Write the data out again in full, with no departure from the original.

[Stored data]
──────────

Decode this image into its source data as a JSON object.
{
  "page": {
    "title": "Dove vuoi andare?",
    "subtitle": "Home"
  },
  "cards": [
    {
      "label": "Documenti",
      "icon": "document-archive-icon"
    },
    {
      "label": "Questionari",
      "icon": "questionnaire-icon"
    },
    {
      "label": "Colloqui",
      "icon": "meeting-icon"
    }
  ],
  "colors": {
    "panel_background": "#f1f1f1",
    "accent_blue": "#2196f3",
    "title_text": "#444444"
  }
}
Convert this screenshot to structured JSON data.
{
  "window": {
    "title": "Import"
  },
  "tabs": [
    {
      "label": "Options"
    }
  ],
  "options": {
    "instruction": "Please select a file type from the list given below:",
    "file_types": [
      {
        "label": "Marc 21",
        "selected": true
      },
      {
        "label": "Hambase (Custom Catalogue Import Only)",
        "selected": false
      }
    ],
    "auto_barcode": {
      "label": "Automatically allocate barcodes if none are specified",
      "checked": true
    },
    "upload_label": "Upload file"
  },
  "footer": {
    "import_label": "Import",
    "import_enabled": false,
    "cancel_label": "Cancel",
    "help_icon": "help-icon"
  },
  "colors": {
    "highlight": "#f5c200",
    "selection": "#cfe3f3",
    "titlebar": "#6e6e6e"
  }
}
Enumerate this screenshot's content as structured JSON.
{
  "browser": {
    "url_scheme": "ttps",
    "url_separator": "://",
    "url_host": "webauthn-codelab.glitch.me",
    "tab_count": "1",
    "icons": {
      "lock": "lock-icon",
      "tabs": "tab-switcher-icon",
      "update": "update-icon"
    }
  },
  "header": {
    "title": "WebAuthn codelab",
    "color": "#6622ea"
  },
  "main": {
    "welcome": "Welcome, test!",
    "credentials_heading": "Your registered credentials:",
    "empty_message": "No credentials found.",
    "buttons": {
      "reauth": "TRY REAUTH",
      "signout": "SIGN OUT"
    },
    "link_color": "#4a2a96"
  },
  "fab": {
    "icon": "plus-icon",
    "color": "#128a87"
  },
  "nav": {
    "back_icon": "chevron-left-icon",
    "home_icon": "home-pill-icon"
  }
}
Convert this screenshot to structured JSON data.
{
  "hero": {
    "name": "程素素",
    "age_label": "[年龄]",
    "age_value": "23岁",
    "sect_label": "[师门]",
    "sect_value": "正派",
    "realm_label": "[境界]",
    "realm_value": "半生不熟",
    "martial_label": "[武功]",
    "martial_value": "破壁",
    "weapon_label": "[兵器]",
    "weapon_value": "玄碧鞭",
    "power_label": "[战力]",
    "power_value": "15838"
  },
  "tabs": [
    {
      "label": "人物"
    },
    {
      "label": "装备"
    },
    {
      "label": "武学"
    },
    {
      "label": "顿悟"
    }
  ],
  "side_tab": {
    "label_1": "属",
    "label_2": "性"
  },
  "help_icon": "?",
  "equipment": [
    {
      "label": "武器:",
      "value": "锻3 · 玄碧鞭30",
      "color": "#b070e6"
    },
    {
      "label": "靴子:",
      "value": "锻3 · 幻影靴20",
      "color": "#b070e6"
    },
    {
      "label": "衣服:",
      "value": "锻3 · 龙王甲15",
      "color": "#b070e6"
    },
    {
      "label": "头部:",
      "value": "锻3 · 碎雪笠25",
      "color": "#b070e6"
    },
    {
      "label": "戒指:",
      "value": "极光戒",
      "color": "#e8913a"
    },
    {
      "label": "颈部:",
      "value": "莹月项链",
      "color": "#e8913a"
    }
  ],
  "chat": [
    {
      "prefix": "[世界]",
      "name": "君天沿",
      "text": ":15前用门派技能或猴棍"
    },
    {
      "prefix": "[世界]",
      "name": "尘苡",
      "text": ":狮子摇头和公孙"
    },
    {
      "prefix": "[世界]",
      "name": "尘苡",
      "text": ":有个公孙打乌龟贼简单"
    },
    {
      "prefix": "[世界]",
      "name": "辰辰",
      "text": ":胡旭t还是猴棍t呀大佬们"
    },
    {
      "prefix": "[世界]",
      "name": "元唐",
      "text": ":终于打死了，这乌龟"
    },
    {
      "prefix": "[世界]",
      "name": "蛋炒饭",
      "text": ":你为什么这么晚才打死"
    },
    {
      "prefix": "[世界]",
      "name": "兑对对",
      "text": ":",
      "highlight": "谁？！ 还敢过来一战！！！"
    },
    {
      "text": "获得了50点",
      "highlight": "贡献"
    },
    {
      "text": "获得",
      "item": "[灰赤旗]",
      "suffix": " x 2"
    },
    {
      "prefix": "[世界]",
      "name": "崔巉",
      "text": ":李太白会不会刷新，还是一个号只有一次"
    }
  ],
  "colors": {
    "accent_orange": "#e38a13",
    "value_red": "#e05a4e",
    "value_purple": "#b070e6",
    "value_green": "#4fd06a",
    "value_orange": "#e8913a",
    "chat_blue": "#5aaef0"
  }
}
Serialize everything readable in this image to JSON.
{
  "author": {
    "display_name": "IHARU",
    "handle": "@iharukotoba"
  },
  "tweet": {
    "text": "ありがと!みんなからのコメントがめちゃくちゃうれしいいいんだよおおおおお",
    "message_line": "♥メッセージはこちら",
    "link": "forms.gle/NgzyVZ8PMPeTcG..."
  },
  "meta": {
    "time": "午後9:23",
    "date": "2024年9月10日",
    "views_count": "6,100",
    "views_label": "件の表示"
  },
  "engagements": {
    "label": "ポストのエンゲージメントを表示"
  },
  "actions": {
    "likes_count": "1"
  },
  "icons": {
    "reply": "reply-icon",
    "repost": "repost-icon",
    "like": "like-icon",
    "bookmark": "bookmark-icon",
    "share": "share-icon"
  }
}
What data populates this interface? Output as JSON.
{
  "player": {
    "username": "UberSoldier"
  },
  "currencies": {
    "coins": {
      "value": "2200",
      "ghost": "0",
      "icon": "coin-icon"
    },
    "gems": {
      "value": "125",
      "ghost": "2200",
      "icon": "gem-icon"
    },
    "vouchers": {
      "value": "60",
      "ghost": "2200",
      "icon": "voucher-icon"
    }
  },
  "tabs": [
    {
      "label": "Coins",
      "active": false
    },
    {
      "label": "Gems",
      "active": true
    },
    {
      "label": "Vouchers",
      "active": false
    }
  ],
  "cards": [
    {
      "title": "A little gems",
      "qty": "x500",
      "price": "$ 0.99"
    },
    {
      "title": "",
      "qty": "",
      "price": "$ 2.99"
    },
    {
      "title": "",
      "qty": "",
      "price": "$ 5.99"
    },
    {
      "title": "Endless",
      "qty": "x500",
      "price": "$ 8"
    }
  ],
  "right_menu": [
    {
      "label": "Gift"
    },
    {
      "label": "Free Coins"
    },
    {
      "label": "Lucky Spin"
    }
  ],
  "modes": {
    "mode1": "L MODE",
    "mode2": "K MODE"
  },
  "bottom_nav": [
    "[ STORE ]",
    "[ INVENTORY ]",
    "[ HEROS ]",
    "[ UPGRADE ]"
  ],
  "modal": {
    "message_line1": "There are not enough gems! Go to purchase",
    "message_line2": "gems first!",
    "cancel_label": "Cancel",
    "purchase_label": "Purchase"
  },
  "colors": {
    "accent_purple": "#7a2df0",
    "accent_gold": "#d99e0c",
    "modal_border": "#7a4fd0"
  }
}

──────────

[ANSWER TO THE EXERCISE]:
Decode this image into its source data as a JSON object.
{
  "page": {
    "title": "Dove vuoi andare?",
    "subtitle": "Home"
  },
  "cards": [
    {
      "label": "Documenti",
      "icon": "document-archive-icon"
    },
    {
      "label": "Questionari",
      "icon": "questionnaire-icon"
    },
    {
      "label": "Colloqui",
      "icon": "meeting-icon"
    }
  ],
  "colors": {
    "panel_background": "#f1f1f1",
    "accent_blue": "#2196f3",
    "title_text": "#444444"
  }
}
Convert this screenshot to structured JSON data.
{
  "window": {
    "title": "Import"
  },
  "tabs": [
    {
      "label": "Options"
    }
  ],
  "options": {
    "instruction": "Please select a file type from the list given below:",
    "file_types": [
      {
        "label": "Marc 21",
        "selected": true
      },
      {
        "label": "Hambase (Custom Catalogue Import Only)",
        "selected": false
      }
    ],
    "auto_barcode": {
      "label": "Automatically allocate barcodes if none are specified",
      "checked": true
    },
    "upload_label": "Upload file"
  },
  "footer": {
    "import_label": "Import",
    "import_enabled": false,
    "cancel_label": "Cancel",
    "help_icon": "help-icon"
  },
  "colors": {
    "highlight": "#f5c200",
    "selection": "#cfe3f3",
    "titlebar": "#6e6e6e"
  }
}
Enumerate this screenshot's content as structured JSON.
{
  "browser": {
    "url_scheme": "ttps",
    "url_separator": "://",
    "url_host": "webauthn-codelab.glitch.me",
    "tab_count": "1",
    "icons": {
      "lock": "lock-icon",
      "tabs": "tab-switcher-icon",
      "update": "update-icon"
    }
  },
  "header": {
    "title": "WebAuthn codelab",
    "color": "#6622ea"
  },
  "main": {
    "welcome": "Welcome, test!",
    "credentials_heading": "Your registered credentials:",
    "empty_message": "No credentials found.",
    "buttons": {
      "reauth": "TRY REAUTH",
      "signout": "SIGN OUT"
    },
    "link_color": "#4a2a96"
  },
  "fab": {
    "icon": "plus-icon",
    "color": "#128a87"
  },
  "nav": {
    "back_icon": "chevron-left-icon",
    "home_icon": "home-pill-icon"
  }
}
Convert this screenshot to structured JSON data.
{
  "hero": {
    "name": "程素素",
    "age_label": "[年龄]",
    "age_value": "23岁",
    "sect_label": "[师门]",
    "sect_value": "正派",
    "realm_label": "[境界]",
    "realm_value": "半生不熟",
    "martial_label": "[武功]",
    "martial_value": "破壁",
    "weapon_label": "[兵器]",
    "weapon_value": "玄碧鞭",
    "power_label": "[战力]",
    "power_value": "15838"
  },
  "tabs": [
    {
      "label": "人物"
    },
    {
      "label": "装备"
    },
    {
      "label": "武学"
    },
    {
      "label": "顿悟"
    }
  ],
  "side_tab": {
    "label_1": "属",
    "label_2": "性"
  },
  "help_icon": "?",
  "equipment": [
    {
      "label": "武器:",
      "value": "锻3 · 玄碧鞭30",
      "color": "#b070e6"
    },
    {
      "label": "靴子:",
      "value": "锻3 · 幻影靴20",
      "color": "#b070e6"
    },
    {
      "label": "衣服:",
      "value": "锻3 · 龙王甲15",
      "color": "#b070e6"
    },
    {
      "label": "头部:",
      "value": "锻3 · 碎雪笠25",
      "color": "#b070e6"
    },
    {
      "label": "戒指:",
      "value": "极光戒",
      "color": "#e8913a"
    },
    {
      "label": "颈部:",
      "value": "莹月项链",
      "color": "#e8913a"
    }
  ],
  "chat": [
    {
      "prefix": "[世界]",
      "name": "君天沿",
      "text": ":15前用门派技能或猴棍"
    },
    {
      "prefix": "[世界]",
      "name": "尘苡",
      "text": ":狮子摇头和公孙"
    },
    {
      "prefix": "[世界]",
      "name": "尘苡",
      "text": ":有个公孙打乌龟贼简单"
    },
    {
      "prefix": "[世界]",
      "name": "辰辰",
      "text": ":胡旭t还是猴棍t呀大佬们"
    },
    {
      "prefix": "[世界]",
      "name": "元唐",
      "text": ":终于打死了，这乌龟"
    },
    {
      "prefix": "[世界]",
      "name": "蛋炒饭",
      "text": ":你为什么这么晚才打死"
    },
    {
      "prefix": "[世界]",
      "name": "兑对对",
      "text": ":",
      "highlight": "谁？！ 还敢过来一战！！！"
    },
    {
      "text": "获得了50点",
      "highlight": "贡献"
    },
    {
      "text": "获得",
      "item": "[灰赤旗]",
      "suffix": " x 2"
    },
    {
      "prefix": "[世界]",
      "name": "崔巉",
      "text": ":李太白会不会刷新，还是一个号只有一次"
    }
  ],
  "colors": {
    "accent_orange": "#e38a13",
    "value_red": "#e05a4e",
    "value_purple": "#b070e6",
    "value_green": "#4fd06a",
    "value_orange": "#e8913a",
    "chat_blue": "#5aaef0"
  }
}
Serialize everything readable in this image to JSON.
{
  "author": {
    "display_name": "IHARU",
    "handle": "@iharukotoba"
  },
  "tweet": {
    "text": "ありがと!みんなからのコメントがめちゃくちゃうれしいいいんだよおおおおお",
    "message_line": "♥メッセージはこちら",
    "link": "forms.gle/NgzyVZ8PMPeTcG..."
  },
  "meta": {
    "time": "午後9:23",
    "date": "2024年9月10日",
    "views_count": "6,100",
    "views_label": "件の表示"
  },
  "engagements": {
    "label": "ポストのエンゲージメントを表示"
  },
  "actions": {
    "likes_count": "1"
  },
  "icons": {
    "reply": "reply-icon",
    "repost": "repost-icon",
    "like": "like-icon",
    "bookmark": "bookmark-icon",
    "share": "share-icon"
  }
}
What data populates this interface? Output as JSON.
{
  "player": {
    "username": "UberSoldier"
  },
  "currencies": {
    "coins": {
      "value": "2200",
      "ghost": "0",
      "icon": "coin-icon"
    },
    "gems": {
      "value": "125",
      "ghost": "2200",
      "icon": "gem-icon"
    },
    "vouchers": {
      "value": "60",
      "ghost": "2200",
      "icon": "voucher-icon"
    }
  },
  "tabs": [
    {
      "label": "Coins",
      "active": false
    },
    {
      "label": "Gems",
      "active": true
    },
    {
      "label": "Vouchers",
      "active": false
    }
  ],
  "cards": [
    {
      "title": "A little gems",
      "qty": "x500",
      "price": "$ 0.99"
    },
    {
      "title": "",
      "qty": "",
      "price": "$ 2.99"
    },
    {
      "title": "",
      "qty": "",
      "price": "$ 5.99"
    },
    {
      "title": "Endless",
      "qty": "x500",
      "price": "$ 8"
    }
  ],
  "right_menu": [
    {
      "label": "Gift"
    },
    {
      "label": "Free Coins"
    },
    {
      "label": "Lucky Spin"
    }
  ],
  "modes": {
    "mode1": "L MODE",
    "mode2": "K MODE"
  },
  "bottom_nav": [
    "[ STORE ]",
    "[ INVENTORY ]",
    "[ HEROS ]",
    "[ UPGRADE ]"
  ],
  "modal": {
    "message_line1": "There are not enough gems! Go to purchase",
    "message_line2": "gems first!",
    "cancel_label": "Cancel",
    "purchase_label": "Purchase"
  },
  "colors": {
    "accent_purple": "#7a2df0",
    "accent_gold": "#d99e0c",
    "modal_border": "#7a4fd0"
  }
}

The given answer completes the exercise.